◆ **DATA**:
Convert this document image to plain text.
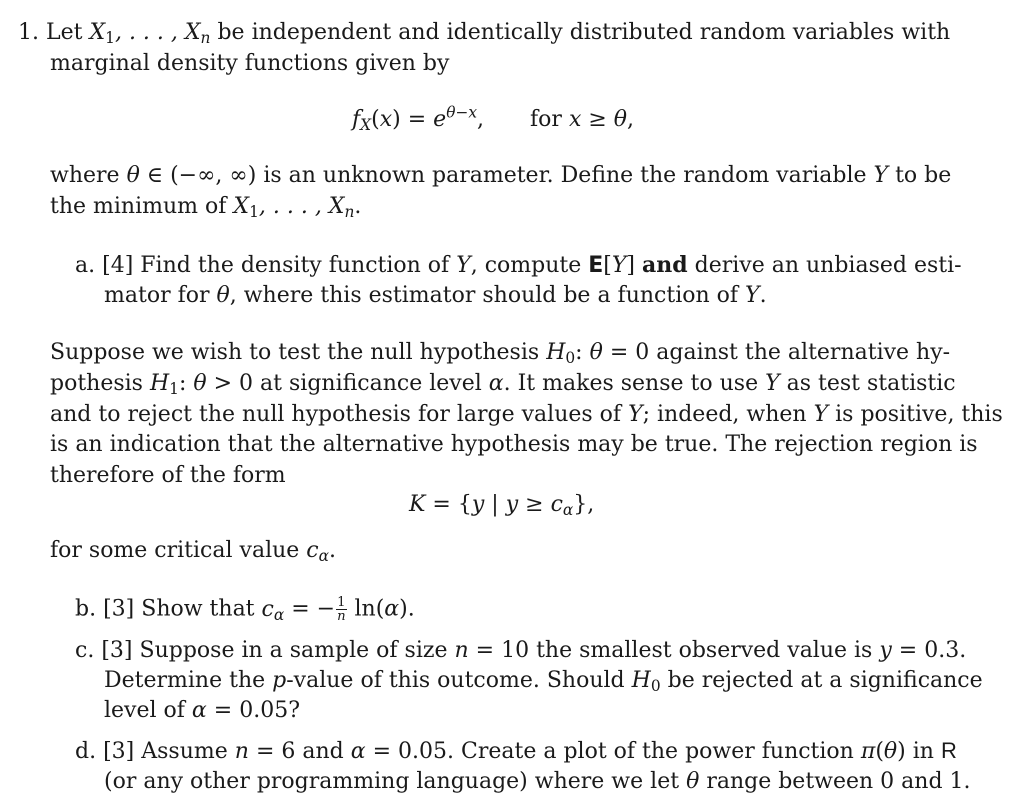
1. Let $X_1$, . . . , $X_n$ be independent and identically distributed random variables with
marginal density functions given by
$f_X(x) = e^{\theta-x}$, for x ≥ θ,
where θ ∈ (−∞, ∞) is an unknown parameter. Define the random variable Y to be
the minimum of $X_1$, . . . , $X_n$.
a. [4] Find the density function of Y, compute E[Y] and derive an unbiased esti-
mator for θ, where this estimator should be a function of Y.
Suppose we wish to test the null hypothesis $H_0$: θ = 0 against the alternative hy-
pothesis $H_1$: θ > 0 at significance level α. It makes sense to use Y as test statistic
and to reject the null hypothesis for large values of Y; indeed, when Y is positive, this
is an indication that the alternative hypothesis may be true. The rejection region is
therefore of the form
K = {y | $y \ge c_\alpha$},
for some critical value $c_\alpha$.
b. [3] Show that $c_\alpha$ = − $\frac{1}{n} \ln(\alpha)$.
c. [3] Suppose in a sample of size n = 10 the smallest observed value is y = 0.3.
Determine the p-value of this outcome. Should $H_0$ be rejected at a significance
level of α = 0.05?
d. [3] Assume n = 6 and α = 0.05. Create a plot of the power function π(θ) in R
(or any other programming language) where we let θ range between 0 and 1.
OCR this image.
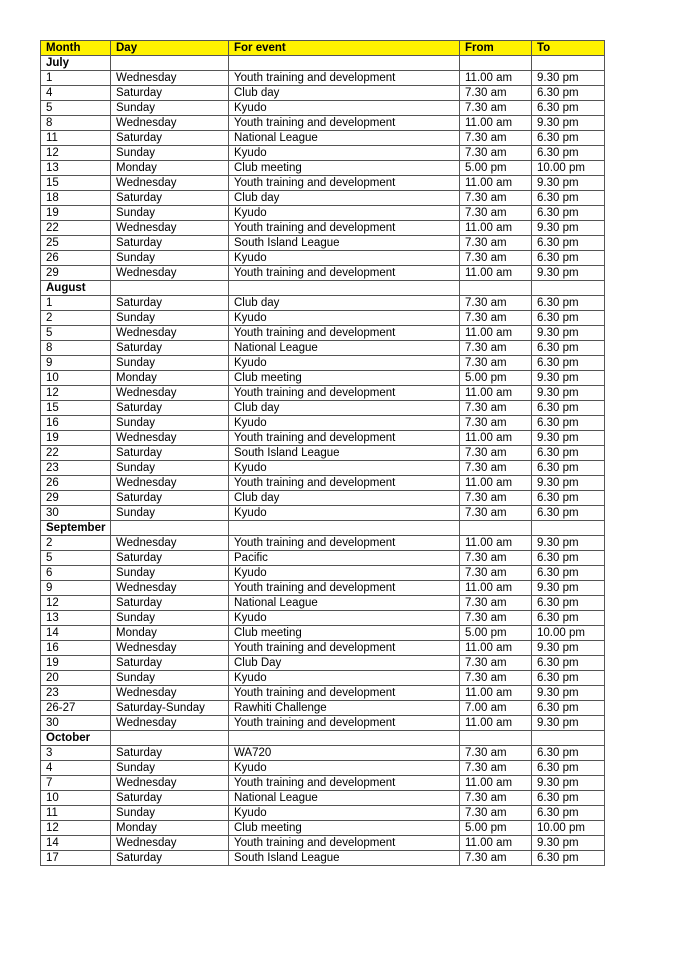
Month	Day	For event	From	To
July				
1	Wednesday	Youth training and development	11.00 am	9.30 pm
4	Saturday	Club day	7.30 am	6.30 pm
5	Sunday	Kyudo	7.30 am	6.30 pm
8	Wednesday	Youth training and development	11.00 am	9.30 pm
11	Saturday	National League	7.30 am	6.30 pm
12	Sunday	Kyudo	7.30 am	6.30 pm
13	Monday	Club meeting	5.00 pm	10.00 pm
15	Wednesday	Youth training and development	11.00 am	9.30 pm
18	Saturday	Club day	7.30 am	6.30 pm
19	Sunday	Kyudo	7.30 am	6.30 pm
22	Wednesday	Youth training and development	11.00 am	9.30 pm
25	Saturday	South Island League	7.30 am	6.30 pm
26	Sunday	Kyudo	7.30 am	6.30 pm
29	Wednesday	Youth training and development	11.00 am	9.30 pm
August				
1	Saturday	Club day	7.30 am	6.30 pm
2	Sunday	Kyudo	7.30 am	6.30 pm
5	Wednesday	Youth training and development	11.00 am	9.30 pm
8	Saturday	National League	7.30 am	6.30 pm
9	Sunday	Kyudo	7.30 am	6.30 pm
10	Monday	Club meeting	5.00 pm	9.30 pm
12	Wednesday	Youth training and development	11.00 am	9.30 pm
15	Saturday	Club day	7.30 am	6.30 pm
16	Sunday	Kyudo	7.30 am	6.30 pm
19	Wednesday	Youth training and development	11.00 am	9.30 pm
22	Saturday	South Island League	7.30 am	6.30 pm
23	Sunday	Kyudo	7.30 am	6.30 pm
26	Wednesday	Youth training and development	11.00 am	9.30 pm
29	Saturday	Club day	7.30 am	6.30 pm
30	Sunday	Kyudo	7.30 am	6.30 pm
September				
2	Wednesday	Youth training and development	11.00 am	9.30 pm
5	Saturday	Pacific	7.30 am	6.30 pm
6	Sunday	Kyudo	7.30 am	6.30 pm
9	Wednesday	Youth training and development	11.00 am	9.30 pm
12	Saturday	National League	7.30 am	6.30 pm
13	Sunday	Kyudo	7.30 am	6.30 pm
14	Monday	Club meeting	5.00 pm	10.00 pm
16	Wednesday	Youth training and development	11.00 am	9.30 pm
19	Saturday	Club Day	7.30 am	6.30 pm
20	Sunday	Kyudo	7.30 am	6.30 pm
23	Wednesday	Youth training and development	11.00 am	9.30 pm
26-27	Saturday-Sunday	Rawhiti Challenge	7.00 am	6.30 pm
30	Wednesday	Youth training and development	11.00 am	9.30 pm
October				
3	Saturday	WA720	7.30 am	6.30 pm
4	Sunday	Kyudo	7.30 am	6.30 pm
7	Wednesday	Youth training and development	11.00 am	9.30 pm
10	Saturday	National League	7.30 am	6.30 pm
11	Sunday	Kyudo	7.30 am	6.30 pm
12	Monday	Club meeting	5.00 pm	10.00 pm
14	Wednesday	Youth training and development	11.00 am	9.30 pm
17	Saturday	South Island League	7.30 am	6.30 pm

---

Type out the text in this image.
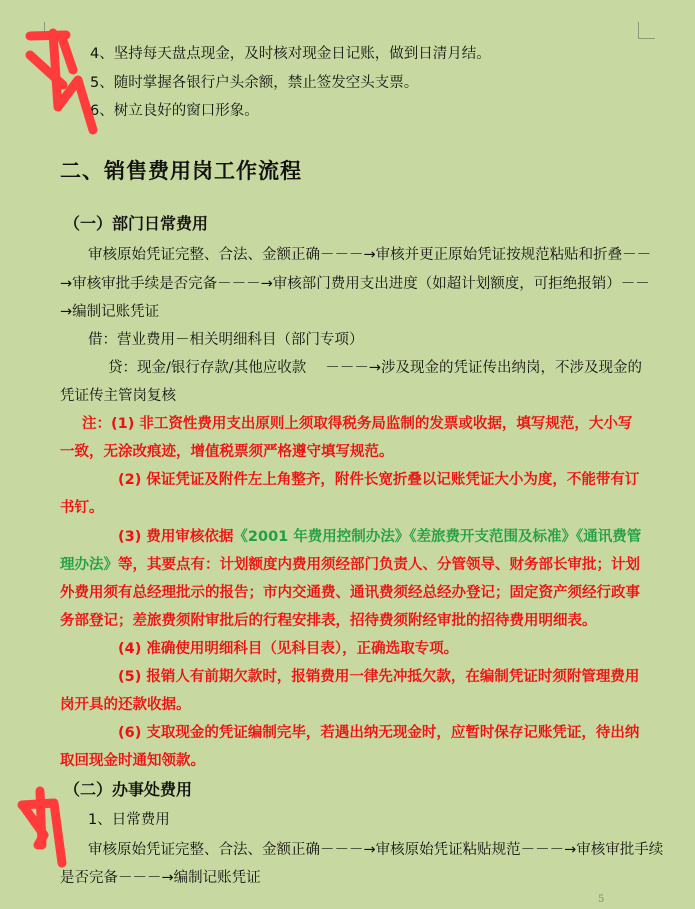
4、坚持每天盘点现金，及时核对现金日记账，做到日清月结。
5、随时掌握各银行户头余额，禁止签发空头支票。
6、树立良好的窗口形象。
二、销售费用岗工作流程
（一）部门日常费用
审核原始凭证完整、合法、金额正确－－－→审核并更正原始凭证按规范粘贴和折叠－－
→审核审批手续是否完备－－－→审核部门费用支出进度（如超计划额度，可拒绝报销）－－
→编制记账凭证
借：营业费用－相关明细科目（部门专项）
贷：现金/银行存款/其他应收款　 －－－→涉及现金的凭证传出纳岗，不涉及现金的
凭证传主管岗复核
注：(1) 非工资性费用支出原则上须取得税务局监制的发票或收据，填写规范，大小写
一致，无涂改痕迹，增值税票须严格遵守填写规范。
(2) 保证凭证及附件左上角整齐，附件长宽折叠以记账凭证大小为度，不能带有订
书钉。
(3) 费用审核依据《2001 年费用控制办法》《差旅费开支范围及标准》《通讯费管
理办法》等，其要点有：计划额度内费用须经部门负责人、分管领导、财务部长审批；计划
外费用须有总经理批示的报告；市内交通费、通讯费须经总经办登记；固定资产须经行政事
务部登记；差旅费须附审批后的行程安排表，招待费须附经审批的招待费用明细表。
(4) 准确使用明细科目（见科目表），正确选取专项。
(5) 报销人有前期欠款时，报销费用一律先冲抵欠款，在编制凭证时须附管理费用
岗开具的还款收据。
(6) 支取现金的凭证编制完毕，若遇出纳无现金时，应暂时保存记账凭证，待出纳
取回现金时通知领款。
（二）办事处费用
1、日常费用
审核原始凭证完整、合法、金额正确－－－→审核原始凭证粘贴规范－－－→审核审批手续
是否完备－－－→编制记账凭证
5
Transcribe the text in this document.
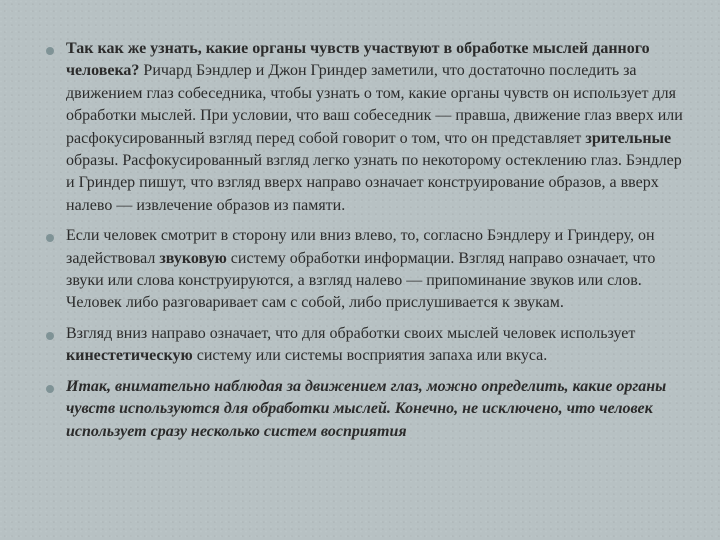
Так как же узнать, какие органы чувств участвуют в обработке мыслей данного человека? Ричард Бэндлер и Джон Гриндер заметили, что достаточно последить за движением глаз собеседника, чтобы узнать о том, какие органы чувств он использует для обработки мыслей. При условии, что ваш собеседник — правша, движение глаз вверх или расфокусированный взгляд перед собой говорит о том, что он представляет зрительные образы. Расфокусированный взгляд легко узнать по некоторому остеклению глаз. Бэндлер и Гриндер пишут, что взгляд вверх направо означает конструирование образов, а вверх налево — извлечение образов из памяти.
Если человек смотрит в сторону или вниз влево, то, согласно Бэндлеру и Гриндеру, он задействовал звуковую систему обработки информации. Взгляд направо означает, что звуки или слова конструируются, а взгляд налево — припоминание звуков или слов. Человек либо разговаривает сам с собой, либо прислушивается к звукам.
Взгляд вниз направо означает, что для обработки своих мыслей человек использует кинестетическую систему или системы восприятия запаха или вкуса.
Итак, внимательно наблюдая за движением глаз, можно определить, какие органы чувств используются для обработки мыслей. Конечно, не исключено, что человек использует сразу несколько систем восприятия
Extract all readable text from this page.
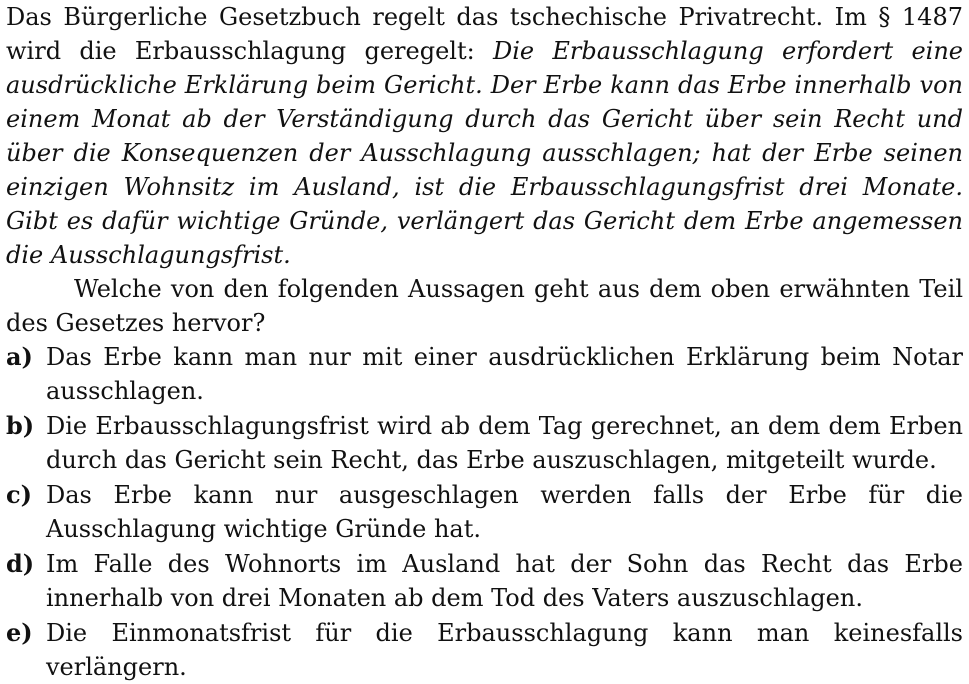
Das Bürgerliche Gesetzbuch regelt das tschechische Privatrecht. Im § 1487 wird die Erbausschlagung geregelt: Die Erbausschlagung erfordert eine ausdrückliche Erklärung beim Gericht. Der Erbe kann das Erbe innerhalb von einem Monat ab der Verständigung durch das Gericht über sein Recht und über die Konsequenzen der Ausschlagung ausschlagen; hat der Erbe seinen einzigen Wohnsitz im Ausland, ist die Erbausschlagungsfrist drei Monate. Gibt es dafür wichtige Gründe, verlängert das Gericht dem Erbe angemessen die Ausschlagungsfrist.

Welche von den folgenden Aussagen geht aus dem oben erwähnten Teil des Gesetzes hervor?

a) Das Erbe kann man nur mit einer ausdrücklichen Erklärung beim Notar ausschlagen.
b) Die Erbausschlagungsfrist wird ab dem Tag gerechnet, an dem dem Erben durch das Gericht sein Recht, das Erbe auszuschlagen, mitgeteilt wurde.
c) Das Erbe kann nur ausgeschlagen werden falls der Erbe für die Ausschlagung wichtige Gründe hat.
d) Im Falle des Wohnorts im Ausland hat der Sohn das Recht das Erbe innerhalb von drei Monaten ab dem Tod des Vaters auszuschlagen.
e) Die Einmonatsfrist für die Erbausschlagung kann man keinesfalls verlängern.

◆ **GIVEN PROBLEM**: Reply with one number only: how many lines of the listing hold "drei"?

◆ **RESULT FOR THIS TASK**: 2